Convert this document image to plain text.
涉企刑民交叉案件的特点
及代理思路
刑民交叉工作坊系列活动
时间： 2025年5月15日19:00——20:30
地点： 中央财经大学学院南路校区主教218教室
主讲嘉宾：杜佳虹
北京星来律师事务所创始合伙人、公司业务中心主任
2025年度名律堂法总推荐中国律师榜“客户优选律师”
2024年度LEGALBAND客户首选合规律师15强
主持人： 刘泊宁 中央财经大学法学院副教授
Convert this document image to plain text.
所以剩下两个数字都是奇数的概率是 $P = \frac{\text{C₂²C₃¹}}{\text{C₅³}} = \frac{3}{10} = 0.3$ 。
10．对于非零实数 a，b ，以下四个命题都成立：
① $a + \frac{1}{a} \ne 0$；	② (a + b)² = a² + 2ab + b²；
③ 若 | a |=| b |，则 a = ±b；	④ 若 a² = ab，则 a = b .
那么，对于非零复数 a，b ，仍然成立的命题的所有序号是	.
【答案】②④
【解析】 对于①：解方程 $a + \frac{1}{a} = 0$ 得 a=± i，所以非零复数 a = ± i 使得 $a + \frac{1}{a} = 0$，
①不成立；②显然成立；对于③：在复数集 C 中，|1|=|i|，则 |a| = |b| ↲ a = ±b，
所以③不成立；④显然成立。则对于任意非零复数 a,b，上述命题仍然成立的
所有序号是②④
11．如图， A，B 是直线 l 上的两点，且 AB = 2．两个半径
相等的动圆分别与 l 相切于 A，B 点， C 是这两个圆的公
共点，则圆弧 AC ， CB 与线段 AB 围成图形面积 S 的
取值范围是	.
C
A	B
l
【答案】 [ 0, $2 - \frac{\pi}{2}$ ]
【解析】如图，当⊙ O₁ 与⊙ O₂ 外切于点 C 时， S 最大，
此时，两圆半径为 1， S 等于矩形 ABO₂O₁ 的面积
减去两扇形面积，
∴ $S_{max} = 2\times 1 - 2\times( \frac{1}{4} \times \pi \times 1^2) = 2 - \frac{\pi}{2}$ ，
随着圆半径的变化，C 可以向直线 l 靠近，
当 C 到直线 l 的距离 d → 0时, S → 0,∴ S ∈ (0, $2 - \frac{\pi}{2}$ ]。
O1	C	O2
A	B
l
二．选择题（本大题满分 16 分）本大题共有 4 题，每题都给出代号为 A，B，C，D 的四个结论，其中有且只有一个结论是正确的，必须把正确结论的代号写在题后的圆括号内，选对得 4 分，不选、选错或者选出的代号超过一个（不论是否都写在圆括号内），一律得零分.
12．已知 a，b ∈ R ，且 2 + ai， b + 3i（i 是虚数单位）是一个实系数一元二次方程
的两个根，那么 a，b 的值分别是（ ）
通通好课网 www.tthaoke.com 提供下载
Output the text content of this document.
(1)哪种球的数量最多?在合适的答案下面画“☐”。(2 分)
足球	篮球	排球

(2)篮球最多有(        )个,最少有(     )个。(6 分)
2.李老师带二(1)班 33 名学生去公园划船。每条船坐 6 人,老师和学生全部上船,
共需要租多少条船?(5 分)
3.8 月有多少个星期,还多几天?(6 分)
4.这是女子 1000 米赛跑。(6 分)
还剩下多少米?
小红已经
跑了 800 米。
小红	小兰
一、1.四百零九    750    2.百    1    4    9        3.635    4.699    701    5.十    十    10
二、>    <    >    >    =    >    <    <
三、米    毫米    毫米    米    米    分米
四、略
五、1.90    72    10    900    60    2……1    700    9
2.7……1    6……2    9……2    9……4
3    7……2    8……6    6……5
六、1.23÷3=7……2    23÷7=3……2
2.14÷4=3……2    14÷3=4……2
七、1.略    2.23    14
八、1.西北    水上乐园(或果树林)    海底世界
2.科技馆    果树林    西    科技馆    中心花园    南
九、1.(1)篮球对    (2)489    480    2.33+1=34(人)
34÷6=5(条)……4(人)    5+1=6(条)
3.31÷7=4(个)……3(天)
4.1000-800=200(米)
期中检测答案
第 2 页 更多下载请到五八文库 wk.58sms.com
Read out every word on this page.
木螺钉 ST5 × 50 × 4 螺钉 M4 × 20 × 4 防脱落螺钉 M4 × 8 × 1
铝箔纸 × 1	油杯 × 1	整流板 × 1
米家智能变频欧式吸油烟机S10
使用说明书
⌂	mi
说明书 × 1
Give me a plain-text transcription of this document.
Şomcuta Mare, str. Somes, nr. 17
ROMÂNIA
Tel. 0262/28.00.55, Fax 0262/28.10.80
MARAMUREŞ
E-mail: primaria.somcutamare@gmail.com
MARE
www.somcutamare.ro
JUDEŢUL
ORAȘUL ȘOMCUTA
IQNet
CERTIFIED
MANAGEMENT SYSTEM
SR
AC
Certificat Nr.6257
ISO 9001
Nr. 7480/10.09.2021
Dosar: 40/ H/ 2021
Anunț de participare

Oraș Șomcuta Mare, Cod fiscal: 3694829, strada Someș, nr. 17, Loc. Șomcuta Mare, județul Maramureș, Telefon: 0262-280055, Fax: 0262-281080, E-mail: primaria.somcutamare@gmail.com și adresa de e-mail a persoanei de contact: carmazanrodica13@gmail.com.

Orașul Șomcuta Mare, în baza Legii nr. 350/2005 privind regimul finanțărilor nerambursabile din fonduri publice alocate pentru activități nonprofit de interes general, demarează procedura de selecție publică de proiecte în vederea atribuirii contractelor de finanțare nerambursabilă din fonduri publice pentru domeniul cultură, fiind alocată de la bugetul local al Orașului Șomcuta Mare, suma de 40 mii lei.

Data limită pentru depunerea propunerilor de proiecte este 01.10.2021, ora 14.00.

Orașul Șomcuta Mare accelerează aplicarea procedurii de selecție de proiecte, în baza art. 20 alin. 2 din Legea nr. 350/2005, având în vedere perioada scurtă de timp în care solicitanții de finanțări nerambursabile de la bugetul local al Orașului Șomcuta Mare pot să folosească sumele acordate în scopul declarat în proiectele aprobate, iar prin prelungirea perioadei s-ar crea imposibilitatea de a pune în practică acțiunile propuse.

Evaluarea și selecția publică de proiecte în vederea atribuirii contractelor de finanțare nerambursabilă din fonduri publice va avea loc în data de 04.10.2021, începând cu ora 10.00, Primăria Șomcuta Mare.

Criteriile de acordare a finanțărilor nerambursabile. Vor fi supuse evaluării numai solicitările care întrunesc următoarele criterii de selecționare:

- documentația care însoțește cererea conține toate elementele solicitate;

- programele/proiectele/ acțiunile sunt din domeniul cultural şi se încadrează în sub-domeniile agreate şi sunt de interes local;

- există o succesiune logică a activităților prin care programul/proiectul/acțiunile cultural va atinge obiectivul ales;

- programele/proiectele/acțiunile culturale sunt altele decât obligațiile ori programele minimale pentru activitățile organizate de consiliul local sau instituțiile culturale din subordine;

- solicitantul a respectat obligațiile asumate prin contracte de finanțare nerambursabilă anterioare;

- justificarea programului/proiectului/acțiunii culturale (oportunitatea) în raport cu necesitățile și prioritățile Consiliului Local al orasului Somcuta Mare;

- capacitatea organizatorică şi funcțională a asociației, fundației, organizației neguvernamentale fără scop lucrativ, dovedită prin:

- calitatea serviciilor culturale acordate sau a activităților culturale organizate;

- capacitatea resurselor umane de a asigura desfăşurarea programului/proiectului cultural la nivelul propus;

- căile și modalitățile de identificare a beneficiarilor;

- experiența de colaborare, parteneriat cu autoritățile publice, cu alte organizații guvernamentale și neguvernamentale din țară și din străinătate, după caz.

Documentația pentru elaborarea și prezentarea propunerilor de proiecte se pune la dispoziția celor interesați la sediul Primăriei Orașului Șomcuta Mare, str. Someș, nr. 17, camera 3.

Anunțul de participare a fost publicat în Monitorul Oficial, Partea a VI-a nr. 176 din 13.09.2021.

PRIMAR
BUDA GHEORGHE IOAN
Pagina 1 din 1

# [EXERCISE OBJECTIVE]
Working from the listing above, pick out every line that has "bugetul" and copy it.

# [FINAL RESULT]
Orașul Șomcuta Mare, în baza Legii nr. 350/2005 privind regimul finanțărilor nerambursabile din fonduri publice alocate pentru activități nonprofit de interes general, demarează procedura de selecție publică de proiecte în vederea atribuirii contractelor de finanțare nerambursabilă din fonduri publice pentru domeniul cultură, fiind alocată de la bugetul local al Orașului Șomcuta Mare, suma de 40 mii lei.
Orașul Șomcuta Mare accelerează aplicarea procedurii de selecție de proiecte, în baza art. 20 alin. 2 din Legea nr. 350/2005, având în vedere perioada scurtă de timp în care solicitanții de finanțări nerambursabile de la bugetul local al Orașului Șomcuta Mare pot să folosească sumele acordate în scopul declarat în proiectele aprobate, iar prin prelungirea perioadei s-ar crea imposibilitatea de a pune în practică acțiunile propuse.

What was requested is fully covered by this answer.